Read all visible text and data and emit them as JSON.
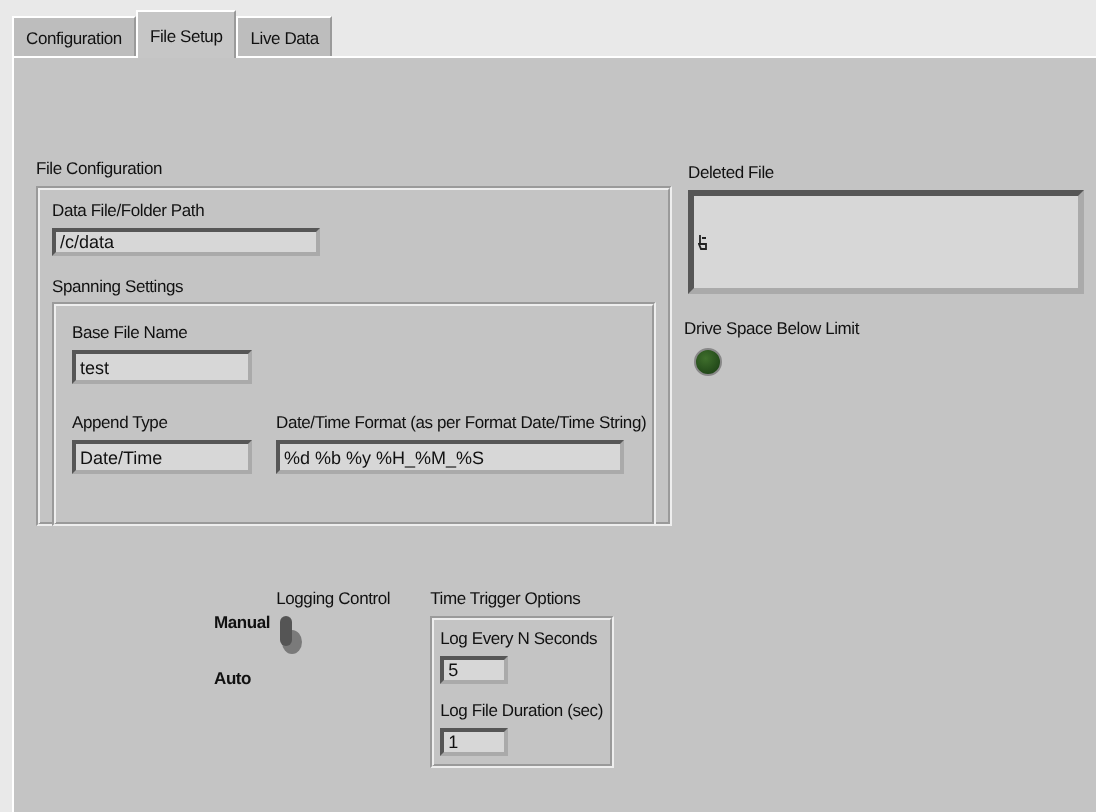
{
  "tabs": [
    {
      "label": "Configuration",
      "selected": false
    },
    {
      "label": "File Setup",
      "selected": true
    },
    {
      "label": "Live Data",
      "selected": false
    }
  ],
  "file_configuration": {
    "label": "File Configuration",
    "data_path": {
      "label": "Data File/Folder Path",
      "value": "/c/data"
    },
    "spanning_settings": {
      "label": "Spanning Settings",
      "base_file_name": {
        "label": "Base File Name",
        "value": "test"
      },
      "append_type": {
        "label": "Append Type",
        "value": "Date/Time"
      },
      "date_time_format": {
        "label": "Date/Time Format (as per Format Date/Time String)",
        "value": "%d %b %y %H_%M_%S"
      }
    }
  },
  "deleted_file": {
    "label": "Deleted File"
  },
  "drive_space_below_limit": {
    "label": "Drive Space Below Limit",
    "on": false
  },
  "logging_control": {
    "label": "Logging Control",
    "top_label": "Manual",
    "bottom_label": "Auto",
    "up": true
  },
  "time_trigger_options": {
    "label": "Time Trigger Options",
    "fields": [
      {
        "label": "Log Every N Seconds",
        "value": "5"
      },
      {
        "label": "Log File Duration (sec)",
        "value": "1"
      }
    ]
  }
}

SHORT TASK:
Repeat the listing verbatim. Skip the pictures.

EXPECTED ANSWER:
Read all visible text and data and emit them as JSON.
{
  "tabs": [
    {
      "label": "Configuration",
      "selected": false
    },
    {
      "label": "File Setup",
      "selected": true
    },
    {
      "label": "Live Data",
      "selected": false
    }
  ],
  "file_configuration": {
    "label": "File Configuration",
    "data_path": {
      "label": "Data File/Folder Path",
      "value": "/c/data"
    },
    "spanning_settings": {
      "label": "Spanning Settings",
      "base_file_name": {
        "label": "Base File Name",
        "value": "test"
      },
      "append_type": {
        "label": "Append Type",
        "value": "Date/Time"
      },
      "date_time_format": {
        "label": "Date/Time Format (as per Format Date/Time String)",
        "value": "%d %b %y %H_%M_%S"
      }
    }
  },
  "deleted_file": {
    "label": "Deleted File"
  },
  "drive_space_below_limit": {
    "label": "Drive Space Below Limit",
    "on": false
  },
  "logging_control": {
    "label": "Logging Control",
    "top_label": "Manual",
    "bottom_label": "Auto",
    "up": true
  },
  "time_trigger_options": {
    "label": "Time Trigger Options",
    "fields": [
      {
        "label": "Log Every N Seconds",
        "value": "5"
      },
      {
        "label": "Log File Duration (sec)",
        "value": "1"
      }
    ]
  }
}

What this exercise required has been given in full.